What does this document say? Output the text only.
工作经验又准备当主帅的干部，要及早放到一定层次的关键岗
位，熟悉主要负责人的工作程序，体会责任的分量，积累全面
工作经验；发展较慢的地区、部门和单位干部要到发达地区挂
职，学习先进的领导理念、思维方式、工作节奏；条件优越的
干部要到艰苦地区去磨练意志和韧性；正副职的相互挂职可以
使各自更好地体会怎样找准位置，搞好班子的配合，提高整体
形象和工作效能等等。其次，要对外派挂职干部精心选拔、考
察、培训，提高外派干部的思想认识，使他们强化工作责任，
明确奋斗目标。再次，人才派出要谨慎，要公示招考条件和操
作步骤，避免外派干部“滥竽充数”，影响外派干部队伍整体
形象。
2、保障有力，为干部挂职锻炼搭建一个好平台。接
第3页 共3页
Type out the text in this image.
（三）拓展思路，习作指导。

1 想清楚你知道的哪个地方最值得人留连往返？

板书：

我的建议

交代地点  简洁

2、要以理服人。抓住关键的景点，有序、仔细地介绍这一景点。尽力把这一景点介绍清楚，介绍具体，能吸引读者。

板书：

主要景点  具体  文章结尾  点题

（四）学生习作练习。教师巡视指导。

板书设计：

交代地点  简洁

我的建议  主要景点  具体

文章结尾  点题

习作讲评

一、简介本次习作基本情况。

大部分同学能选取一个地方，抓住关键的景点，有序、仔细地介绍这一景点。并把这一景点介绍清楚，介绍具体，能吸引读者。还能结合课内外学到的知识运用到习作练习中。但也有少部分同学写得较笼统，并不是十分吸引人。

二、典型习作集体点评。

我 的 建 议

- - -

Your goal →
Reproduce each entry above exactly, keeping every word.

Response to the task →
What does this document say? Output the text only.
工作经验又准备当主帅的干部，要及早放到一定层次的关键岗
位，熟悉主要负责人的工作程序，体会责任的分量，积累全面
工作经验；发展较慢的地区、部门和单位干部要到发达地区挂
职，学习先进的领导理念、思维方式、工作节奏；条件优越的
干部要到艰苦地区去磨练意志和韧性；正副职的相互挂职可以
使各自更好地体会怎样找准位置，搞好班子的配合，提高整体
形象和工作效能等等。其次，要对外派挂职干部精心选拔、考
察、培训，提高外派干部的思想认识，使他们强化工作责任，
明确奋斗目标。再次，人才派出要谨慎，要公示招考条件和操
作步骤，避免外派干部“滥竽充数”，影响外派干部队伍整体
形象。
2、保障有力，为干部挂职锻炼搭建一个好平台。接
第3页 共3页
Type out the text in this image.
（三）拓展思路，习作指导。

1 想清楚你知道的哪个地方最值得人留连往返？

板书：

我的建议

交代地点  简洁

2、要以理服人。抓住关键的景点，有序、仔细地介绍这一景点。尽力把这一景点介绍清楚，介绍具体，能吸引读者。

板书：

主要景点  具体  文章结尾  点题

（四）学生习作练习。教师巡视指导。

板书设计：

交代地点  简洁

我的建议  主要景点  具体

文章结尾  点题

习作讲评

一、简介本次习作基本情况。

大部分同学能选取一个地方，抓住关键的景点，有序、仔细地介绍这一景点。并把这一景点介绍清楚，介绍具体，能吸引读者。还能结合课内外学到的知识运用到习作练习中。但也有少部分同学写得较笼统，并不是十分吸引人。

二、典型习作集体点评。

我 的 建 议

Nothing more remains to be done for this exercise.